Do not carry the pictures over; copy every other part of the entries exactly.
* START Input material *
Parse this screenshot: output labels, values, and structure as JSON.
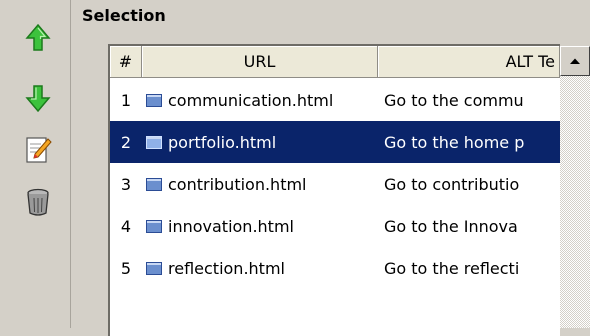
{
  "section": {
    "title": "Selection"
  },
  "toolbar": {
    "buttons": [
      {
        "icon": "arrow-up-icon",
        "color": "#2fb12f"
      },
      {
        "icon": "arrow-down-icon",
        "color": "#2fb12f"
      },
      {
        "icon": "edit-icon"
      },
      {
        "icon": "trash-icon"
      }
    ]
  },
  "table": {
    "columns": [
      "#",
      "URL",
      "ALT Te"
    ],
    "rows": [
      {
        "num": "1",
        "url": "communication.html",
        "alt": "Go to the commu"
      },
      {
        "num": "2",
        "url": "portfolio.html",
        "alt": "Go to the home p",
        "selected": true
      },
      {
        "num": "3",
        "url": "contribution.html",
        "alt": "Go to contributio"
      },
      {
        "num": "4",
        "url": "innovation.html",
        "alt": "Go to the Innova"
      },
      {
        "num": "5",
        "url": "reflection.html",
        "alt": "Go to the reflecti"
      }
    ],
    "selected_color": "#0a246a"
  }
}
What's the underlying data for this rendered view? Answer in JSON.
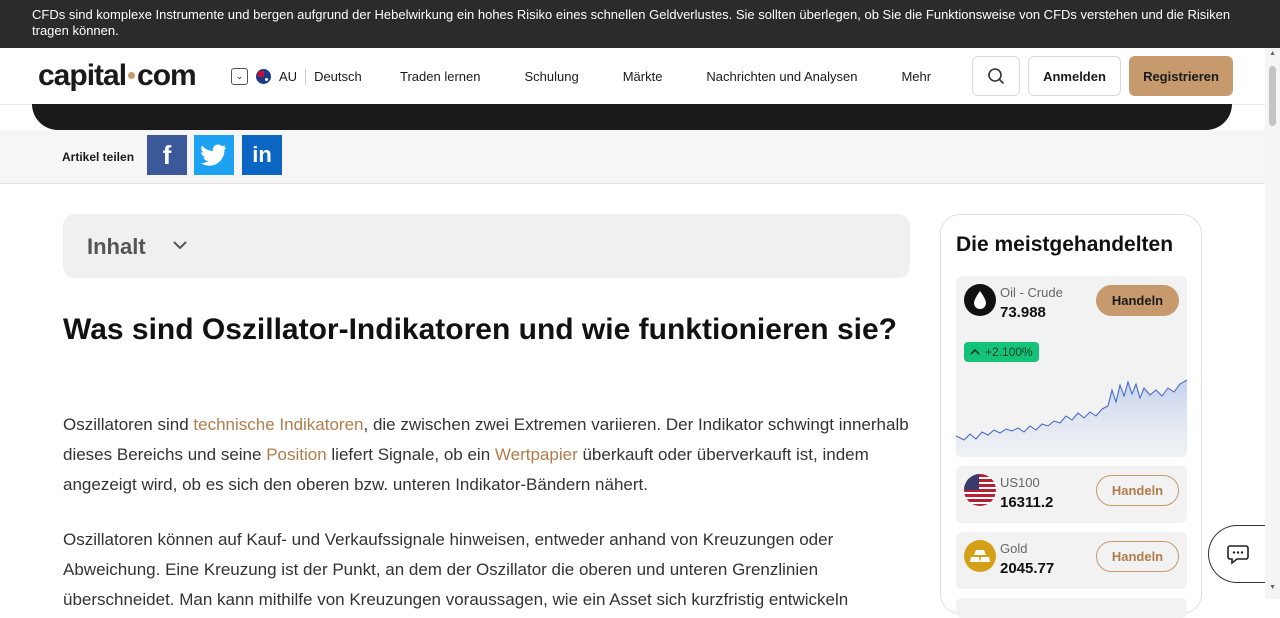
{
  "risk_warning": "CFDs sind komplexe Instrumente und bergen aufgrund der Hebelwirkung ein hohes Risiko eines schnellen Geldverlustes. Sie sollten überlegen, ob Sie die Funktionsweise von CFDs verstehen und die Risiken tragen können.",
  "header": {
    "logo": {
      "left": "capital",
      "right": "com"
    },
    "region": {
      "code": "AU",
      "language": "Deutsch"
    },
    "nav": [
      "Traden lernen",
      "Schulung",
      "Märkte",
      "Nachrichten und Analysen",
      "Mehr"
    ],
    "login_label": "Anmelden",
    "register_label": "Registrieren"
  },
  "share": {
    "label": "Artikel teilen",
    "facebook_glyph": "f",
    "linkedin_glyph": "in"
  },
  "toc": {
    "label": "Inhalt"
  },
  "article": {
    "title": "Was sind Oszillator-Indikatoren und wie funktionieren sie?",
    "p1": {
      "t1": "Oszillatoren sind ",
      "link1": "technische Indikatoren",
      "t2": ", die zwischen zwei Extremen variieren. Der Indikator schwingt innerhalb dieses Bereichs und seine ",
      "link2": "Position",
      "t3": " liefert Signale, ob ein ",
      "link3": "Wertpapier",
      "t4": " überkauft oder überverkauft ist, indem angezeigt wird, ob es sich den oberen bzw. unteren Indikator-Bändern nähert."
    },
    "p2": "Oszillatoren können auf Kauf- und Verkaufssignale hinweisen, entweder anhand von Kreuzungen oder Abweichung. Eine Kreuzung ist der Punkt, an dem der Oszillator die oberen und unteren Grenzlinien überschneidet. Man kann mithilfe von Kreuzungen voraussagen, wie ein Asset sich kurzfristig entwickeln"
  },
  "widget": {
    "title": "Die meistgehandelten",
    "trade_label": "Handeln",
    "assets": [
      {
        "name": "Oil - Crude",
        "price": "73.988",
        "change": "+2.100%",
        "icon": "oil-drop-icon"
      },
      {
        "name": "US100",
        "price": "16311.2",
        "icon": "us-flag-icon"
      },
      {
        "name": "Gold",
        "price": "2045.77",
        "icon": "gold-bars-icon"
      }
    ]
  },
  "colors": {
    "accent": "#c69a6d",
    "link": "#b07d4c",
    "positive": "#14c27a",
    "dark": "#1a1a1a"
  }
}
* END Input material *
### Solution for this problem
Parse this screenshot: output labels, values, and structure as JSON.
{
  "section": {
    "title": "Selection"
  },
  "toolbar": {
    "buttons": [
      {
        "icon": "arrow-up-icon",
        "color": "#2fb12f"
      },
      {
        "icon": "arrow-down-icon",
        "color": "#2fb12f"
      },
      {
        "icon": "edit-icon"
      },
      {
        "icon": "trash-icon"
      }
    ]
  },
  "table": {
    "columns": [
      "#",
      "URL",
      "ALT Te"
    ],
    "rows": [
      {
        "num": "1",
        "url": "communication.html",
        "alt": "Go to the commu"
      },
      {
        "num": "2",
        "url": "portfolio.html",
        "alt": "Go to the home p",
        "selected": true
      },
      {
        "num": "3",
        "url": "contribution.html",
        "alt": "Go to contributio"
      },
      {
        "num": "4",
        "url": "innovation.html",
        "alt": "Go to the Innova"
      },
      {
        "num": "5",
        "url": "reflection.html",
        "alt": "Go to the reflecti"
      }
    ],
    "selected_color": "#0a246a"
  }
}
What's the underlying data for this rendered view? Answer in JSON.
{
  "risk_warning": "CFDs sind komplexe Instrumente und bergen aufgrund der Hebelwirkung ein hohes Risiko eines schnellen Geldverlustes. Sie sollten überlegen, ob Sie die Funktionsweise von CFDs verstehen und die Risiken tragen können.",
  "header": {
    "logo": {
      "left": "capital",
      "right": "com"
    },
    "region": {
      "code": "AU",
      "language": "Deutsch"
    },
    "nav": [
      "Traden lernen",
      "Schulung",
      "Märkte",
      "Nachrichten und Analysen",
      "Mehr"
    ],
    "login_label": "Anmelden",
    "register_label": "Registrieren"
  },
  "share": {
    "label": "Artikel teilen",
    "facebook_glyph": "f",
    "linkedin_glyph": "in"
  },
  "toc": {
    "label": "Inhalt"
  },
  "article": {
    "title": "Was sind Oszillator-Indikatoren und wie funktionieren sie?",
    "p1": {
      "t1": "Oszillatoren sind ",
      "link1": "technische Indikatoren",
      "t2": ", die zwischen zwei Extremen variieren. Der Indikator schwingt innerhalb dieses Bereichs und seine ",
      "link2": "Position",
      "t3": " liefert Signale, ob ein ",
      "link3": "Wertpapier",
      "t4": " überkauft oder überverkauft ist, indem angezeigt wird, ob es sich den oberen bzw. unteren Indikator-Bändern nähert."
    },
    "p2": "Oszillatoren können auf Kauf- und Verkaufssignale hinweisen, entweder anhand von Kreuzungen oder Abweichung. Eine Kreuzung ist der Punkt, an dem der Oszillator die oberen und unteren Grenzlinien überschneidet. Man kann mithilfe von Kreuzungen voraussagen, wie ein Asset sich kurzfristig entwickeln"
  },
  "widget": {
    "title": "Die meistgehandelten",
    "trade_label": "Handeln",
    "assets": [
      {
        "name": "Oil - Crude",
        "price": "73.988",
        "change": "+2.100%",
        "icon": "oil-drop-icon"
      },
      {
        "name": "US100",
        "price": "16311.2",
        "icon": "us-flag-icon"
      },
      {
        "name": "Gold",
        "price": "2045.77",
        "icon": "gold-bars-icon"
      }
    ]
  },
  "colors": {
    "accent": "#c69a6d",
    "link": "#b07d4c",
    "positive": "#14c27a",
    "dark": "#1a1a1a"
  }
}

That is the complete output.